▸ Required task: Find and copy lines holding "filename".

▸ Provided records:
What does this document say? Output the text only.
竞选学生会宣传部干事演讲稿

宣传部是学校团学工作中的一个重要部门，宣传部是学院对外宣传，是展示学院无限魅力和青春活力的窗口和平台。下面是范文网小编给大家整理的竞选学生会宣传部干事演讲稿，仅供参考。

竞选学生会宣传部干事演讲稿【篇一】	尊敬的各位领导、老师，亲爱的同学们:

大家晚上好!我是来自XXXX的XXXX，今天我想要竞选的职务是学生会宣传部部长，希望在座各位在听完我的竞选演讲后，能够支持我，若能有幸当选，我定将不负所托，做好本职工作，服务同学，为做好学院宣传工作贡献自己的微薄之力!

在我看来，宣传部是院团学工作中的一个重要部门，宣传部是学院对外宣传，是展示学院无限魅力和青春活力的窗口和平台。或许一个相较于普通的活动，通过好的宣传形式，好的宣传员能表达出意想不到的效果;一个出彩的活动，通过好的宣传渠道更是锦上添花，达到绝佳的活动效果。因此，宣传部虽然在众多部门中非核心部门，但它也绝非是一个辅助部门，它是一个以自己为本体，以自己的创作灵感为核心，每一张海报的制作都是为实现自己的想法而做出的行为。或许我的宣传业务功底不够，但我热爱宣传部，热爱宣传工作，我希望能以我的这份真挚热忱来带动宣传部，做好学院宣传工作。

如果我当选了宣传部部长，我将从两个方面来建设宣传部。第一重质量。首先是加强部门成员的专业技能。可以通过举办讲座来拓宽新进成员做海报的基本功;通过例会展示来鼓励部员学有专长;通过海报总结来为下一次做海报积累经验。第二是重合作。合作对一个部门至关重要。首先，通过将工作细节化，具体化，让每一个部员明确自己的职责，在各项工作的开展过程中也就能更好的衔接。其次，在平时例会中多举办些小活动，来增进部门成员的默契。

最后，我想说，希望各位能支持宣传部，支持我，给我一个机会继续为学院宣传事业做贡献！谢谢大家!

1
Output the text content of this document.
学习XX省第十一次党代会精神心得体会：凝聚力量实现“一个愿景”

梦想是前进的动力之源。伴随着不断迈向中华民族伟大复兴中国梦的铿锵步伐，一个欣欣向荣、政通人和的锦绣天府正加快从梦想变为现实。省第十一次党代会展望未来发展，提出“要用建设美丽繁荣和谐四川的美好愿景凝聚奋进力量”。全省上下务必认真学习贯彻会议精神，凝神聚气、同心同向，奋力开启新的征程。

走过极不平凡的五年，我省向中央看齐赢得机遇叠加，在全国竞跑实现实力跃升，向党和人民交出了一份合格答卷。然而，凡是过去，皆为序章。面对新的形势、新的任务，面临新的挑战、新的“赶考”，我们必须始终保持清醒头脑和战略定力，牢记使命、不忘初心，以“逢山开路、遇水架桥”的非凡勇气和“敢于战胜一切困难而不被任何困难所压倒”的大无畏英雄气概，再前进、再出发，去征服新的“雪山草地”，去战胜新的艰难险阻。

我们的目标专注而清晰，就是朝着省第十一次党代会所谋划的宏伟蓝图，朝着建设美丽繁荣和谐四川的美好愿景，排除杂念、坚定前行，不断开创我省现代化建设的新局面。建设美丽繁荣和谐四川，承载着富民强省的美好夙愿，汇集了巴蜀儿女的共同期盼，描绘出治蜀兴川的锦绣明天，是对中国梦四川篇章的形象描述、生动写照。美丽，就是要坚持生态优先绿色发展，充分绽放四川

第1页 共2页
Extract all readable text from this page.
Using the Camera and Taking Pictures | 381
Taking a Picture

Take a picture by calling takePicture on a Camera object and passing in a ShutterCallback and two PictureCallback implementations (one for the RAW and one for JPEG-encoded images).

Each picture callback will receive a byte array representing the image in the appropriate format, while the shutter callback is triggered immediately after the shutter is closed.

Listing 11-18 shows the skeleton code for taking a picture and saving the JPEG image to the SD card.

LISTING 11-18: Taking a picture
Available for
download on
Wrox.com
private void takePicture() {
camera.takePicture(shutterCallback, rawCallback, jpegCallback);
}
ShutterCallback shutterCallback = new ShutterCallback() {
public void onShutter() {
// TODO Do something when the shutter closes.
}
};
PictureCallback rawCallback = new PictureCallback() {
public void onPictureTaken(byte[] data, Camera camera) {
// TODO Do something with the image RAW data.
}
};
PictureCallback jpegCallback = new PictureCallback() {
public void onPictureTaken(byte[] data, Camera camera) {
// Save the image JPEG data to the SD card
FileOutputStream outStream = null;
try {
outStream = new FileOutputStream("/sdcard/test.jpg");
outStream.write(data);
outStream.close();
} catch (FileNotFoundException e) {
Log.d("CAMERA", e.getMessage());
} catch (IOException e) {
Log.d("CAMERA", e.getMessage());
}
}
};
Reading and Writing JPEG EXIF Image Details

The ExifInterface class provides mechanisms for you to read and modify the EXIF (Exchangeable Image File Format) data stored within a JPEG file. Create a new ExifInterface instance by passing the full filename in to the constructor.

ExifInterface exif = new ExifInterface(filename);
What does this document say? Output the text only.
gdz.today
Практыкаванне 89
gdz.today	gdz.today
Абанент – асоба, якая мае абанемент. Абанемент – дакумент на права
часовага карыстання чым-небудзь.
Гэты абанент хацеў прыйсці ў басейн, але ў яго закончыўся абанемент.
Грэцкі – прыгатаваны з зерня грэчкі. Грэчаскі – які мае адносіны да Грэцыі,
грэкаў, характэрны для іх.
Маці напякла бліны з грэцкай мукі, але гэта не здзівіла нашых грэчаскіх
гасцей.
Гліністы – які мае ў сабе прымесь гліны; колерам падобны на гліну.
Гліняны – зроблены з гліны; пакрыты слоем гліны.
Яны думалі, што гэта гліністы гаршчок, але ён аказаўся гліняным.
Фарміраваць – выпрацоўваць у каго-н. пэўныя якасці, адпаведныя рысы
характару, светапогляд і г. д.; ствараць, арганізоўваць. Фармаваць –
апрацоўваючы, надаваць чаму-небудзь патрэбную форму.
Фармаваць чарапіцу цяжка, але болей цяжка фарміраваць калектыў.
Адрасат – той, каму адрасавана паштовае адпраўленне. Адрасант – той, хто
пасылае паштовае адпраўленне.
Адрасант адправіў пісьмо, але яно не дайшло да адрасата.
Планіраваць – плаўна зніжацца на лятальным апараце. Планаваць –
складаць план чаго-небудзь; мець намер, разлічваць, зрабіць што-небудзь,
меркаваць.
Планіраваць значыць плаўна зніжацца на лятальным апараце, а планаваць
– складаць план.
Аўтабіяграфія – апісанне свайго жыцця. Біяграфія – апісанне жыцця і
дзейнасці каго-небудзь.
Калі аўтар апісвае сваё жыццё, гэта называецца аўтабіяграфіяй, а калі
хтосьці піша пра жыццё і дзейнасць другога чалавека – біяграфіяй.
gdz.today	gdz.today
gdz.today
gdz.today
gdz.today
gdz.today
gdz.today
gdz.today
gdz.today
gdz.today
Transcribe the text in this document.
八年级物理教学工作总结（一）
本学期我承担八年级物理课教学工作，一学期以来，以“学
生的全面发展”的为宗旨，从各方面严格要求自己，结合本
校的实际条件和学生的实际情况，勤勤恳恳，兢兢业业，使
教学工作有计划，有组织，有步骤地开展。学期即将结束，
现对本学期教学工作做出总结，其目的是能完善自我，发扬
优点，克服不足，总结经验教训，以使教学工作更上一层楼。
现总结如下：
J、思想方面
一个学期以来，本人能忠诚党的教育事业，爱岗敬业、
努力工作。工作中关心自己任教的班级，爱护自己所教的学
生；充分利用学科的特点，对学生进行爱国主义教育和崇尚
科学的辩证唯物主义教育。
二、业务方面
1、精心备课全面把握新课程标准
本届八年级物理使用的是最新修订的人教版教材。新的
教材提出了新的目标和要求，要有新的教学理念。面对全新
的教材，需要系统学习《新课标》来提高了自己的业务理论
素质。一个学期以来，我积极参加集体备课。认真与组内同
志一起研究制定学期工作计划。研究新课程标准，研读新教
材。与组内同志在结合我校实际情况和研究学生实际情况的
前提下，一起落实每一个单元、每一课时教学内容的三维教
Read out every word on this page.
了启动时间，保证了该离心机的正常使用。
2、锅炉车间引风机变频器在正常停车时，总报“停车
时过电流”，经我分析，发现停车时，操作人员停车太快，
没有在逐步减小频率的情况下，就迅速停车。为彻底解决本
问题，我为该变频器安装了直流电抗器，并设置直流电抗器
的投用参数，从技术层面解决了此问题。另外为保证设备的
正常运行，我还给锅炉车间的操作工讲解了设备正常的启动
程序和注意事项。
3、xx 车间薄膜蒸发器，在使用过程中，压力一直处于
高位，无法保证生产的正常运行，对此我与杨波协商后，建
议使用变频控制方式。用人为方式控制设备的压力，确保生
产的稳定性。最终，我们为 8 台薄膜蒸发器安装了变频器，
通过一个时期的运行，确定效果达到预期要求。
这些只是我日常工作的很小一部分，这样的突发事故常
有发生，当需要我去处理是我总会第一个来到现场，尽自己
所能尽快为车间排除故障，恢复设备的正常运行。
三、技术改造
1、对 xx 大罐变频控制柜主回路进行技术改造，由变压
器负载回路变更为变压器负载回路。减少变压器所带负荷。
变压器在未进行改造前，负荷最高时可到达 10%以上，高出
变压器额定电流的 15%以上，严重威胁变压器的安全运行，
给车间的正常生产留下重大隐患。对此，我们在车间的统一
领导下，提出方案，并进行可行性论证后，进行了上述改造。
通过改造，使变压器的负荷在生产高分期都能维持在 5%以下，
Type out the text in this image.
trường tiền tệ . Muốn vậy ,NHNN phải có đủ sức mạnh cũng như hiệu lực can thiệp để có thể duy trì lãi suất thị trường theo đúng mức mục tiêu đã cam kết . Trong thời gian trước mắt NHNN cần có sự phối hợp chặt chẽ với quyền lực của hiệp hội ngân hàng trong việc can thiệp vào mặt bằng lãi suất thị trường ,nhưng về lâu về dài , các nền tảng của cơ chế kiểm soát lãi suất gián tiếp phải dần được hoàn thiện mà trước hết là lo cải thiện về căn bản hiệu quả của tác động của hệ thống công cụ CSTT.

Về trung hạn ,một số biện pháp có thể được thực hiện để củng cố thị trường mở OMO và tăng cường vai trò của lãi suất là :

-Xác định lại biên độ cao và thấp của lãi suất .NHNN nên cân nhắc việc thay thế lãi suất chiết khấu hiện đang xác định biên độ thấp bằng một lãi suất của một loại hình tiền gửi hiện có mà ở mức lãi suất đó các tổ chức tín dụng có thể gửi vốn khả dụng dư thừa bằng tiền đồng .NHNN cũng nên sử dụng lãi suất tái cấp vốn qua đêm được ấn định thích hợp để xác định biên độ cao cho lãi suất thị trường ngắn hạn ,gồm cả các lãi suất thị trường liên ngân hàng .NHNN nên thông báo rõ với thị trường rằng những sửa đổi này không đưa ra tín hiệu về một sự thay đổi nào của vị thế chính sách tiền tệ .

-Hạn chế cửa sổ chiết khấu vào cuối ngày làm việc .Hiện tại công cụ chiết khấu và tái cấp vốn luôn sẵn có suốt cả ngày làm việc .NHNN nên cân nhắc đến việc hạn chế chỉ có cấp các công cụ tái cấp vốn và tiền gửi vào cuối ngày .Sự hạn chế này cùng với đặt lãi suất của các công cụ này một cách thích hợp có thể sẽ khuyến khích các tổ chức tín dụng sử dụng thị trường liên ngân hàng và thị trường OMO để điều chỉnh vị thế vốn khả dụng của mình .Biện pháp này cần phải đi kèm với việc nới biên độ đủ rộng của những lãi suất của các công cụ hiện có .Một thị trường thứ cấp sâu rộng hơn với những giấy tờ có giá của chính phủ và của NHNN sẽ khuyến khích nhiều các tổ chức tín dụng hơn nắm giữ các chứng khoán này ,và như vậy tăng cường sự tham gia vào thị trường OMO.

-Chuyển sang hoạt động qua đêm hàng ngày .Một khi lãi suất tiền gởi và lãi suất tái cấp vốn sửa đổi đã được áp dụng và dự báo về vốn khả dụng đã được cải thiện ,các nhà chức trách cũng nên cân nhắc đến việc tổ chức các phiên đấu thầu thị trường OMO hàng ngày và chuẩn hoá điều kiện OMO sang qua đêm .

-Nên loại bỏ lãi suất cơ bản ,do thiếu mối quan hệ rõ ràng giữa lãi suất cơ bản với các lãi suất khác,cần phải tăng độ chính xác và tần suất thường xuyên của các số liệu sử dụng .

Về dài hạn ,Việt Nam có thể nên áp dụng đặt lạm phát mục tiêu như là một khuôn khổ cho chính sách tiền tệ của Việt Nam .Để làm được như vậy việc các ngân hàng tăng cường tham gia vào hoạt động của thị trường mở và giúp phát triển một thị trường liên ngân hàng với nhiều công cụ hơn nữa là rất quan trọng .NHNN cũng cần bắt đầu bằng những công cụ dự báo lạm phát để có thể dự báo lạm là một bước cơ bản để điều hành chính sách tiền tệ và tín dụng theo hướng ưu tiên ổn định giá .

▸ Complete answer:
The ExifInterface class provides mechanisms for you to read and modify the EXIF (Exchangeable Image File Format) data stored within a JPEG file. Create a new ExifInterface instance by passing the full filename in to the constructor.
ExifInterface exif = new ExifInterface(filename);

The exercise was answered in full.